▸ **Set task**
Wherever the string "bottom" appears in the listing, copy that line.

▸ **Data excerpts**
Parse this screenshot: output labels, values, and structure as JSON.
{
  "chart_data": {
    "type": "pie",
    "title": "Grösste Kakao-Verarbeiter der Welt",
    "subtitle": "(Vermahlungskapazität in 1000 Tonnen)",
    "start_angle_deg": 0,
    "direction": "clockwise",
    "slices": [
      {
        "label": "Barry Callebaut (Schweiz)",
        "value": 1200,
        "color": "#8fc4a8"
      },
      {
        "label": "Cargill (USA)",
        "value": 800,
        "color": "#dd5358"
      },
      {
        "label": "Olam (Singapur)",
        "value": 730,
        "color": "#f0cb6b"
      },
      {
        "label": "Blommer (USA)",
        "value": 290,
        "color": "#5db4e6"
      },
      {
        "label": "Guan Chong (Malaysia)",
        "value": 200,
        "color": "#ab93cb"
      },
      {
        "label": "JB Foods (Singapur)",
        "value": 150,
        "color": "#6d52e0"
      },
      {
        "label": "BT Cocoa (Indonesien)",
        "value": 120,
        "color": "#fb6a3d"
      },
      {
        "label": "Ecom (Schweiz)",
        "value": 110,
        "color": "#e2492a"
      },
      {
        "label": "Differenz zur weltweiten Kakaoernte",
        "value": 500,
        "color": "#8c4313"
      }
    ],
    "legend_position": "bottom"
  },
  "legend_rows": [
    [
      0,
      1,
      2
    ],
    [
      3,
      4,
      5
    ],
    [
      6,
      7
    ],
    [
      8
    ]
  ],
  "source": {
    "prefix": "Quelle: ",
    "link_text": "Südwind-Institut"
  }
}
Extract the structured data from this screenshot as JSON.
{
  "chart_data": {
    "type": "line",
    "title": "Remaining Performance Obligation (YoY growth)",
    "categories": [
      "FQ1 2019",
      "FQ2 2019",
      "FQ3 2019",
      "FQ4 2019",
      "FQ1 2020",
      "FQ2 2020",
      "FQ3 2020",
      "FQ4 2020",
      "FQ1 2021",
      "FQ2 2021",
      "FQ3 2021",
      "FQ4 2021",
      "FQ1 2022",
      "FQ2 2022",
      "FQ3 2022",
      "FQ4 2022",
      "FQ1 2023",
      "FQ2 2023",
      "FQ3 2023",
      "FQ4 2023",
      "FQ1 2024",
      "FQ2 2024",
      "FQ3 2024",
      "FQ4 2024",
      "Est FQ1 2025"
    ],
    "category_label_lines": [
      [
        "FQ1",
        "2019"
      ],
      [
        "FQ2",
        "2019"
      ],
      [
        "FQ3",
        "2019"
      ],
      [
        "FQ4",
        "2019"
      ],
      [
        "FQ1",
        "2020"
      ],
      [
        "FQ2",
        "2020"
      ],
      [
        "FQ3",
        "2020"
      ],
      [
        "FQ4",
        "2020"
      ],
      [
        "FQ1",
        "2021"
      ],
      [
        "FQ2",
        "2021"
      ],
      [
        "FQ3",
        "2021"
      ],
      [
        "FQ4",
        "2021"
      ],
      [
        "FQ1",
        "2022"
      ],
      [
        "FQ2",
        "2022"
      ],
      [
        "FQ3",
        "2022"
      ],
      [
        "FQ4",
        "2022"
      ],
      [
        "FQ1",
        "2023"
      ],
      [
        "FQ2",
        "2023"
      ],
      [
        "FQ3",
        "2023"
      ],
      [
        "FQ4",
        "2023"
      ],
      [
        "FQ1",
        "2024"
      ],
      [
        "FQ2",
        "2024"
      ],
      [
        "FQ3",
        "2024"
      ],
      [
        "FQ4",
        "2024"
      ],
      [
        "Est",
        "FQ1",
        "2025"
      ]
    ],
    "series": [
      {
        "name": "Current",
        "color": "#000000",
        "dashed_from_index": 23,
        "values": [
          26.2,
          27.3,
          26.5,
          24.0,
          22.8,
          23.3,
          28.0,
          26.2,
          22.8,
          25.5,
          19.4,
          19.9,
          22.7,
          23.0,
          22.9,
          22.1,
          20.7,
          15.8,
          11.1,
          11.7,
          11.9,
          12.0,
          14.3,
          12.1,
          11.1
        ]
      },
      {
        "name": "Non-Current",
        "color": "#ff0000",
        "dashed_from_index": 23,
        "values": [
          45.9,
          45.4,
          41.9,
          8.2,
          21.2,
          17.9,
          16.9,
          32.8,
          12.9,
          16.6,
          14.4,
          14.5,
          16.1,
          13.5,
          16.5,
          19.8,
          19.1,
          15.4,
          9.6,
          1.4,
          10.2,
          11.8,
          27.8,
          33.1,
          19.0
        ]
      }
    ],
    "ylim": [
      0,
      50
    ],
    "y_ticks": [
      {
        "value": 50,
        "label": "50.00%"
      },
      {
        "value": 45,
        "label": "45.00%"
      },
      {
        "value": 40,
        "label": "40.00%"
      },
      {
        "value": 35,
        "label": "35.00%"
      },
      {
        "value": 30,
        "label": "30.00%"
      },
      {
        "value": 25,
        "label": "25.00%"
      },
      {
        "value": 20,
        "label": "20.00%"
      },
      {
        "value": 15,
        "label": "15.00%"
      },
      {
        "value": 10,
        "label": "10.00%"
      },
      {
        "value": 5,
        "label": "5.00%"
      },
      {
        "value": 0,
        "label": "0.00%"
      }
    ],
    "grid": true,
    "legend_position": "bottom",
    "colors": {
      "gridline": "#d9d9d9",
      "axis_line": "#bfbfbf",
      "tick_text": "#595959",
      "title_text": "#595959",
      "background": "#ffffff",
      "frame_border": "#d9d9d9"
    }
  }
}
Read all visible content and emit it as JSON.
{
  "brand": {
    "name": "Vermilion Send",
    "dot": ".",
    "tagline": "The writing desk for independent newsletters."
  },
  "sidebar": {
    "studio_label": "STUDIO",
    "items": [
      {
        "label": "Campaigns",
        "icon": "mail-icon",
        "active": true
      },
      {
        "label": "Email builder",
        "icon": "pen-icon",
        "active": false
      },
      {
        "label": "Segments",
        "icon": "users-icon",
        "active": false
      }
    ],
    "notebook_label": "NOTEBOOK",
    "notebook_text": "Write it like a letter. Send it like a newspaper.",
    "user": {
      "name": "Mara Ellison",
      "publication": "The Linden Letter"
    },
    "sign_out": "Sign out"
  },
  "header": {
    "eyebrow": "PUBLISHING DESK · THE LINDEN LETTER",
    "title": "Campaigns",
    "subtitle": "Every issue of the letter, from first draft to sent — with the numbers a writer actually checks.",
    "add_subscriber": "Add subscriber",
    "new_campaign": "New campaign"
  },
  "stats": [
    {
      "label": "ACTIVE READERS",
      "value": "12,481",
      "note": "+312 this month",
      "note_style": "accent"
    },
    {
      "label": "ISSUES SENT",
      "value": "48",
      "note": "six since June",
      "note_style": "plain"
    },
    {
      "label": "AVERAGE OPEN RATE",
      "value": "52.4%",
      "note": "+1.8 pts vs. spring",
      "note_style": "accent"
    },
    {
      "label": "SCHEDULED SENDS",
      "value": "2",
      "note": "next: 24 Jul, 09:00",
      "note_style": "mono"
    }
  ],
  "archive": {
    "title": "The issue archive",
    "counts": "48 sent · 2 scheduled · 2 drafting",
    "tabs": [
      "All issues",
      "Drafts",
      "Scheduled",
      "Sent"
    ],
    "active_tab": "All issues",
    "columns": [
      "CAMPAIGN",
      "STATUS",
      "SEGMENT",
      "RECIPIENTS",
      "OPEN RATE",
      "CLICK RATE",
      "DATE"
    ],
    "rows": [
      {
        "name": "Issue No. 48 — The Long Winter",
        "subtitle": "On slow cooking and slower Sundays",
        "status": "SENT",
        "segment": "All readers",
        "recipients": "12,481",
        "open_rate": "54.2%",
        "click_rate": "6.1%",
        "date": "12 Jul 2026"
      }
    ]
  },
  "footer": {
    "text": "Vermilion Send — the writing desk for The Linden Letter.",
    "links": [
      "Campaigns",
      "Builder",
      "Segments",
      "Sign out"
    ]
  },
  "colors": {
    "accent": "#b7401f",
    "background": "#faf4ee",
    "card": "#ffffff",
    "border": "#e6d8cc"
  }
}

▸ **Response to the task**
    "legend_position": "bottom"
    "legend_position": "bottom",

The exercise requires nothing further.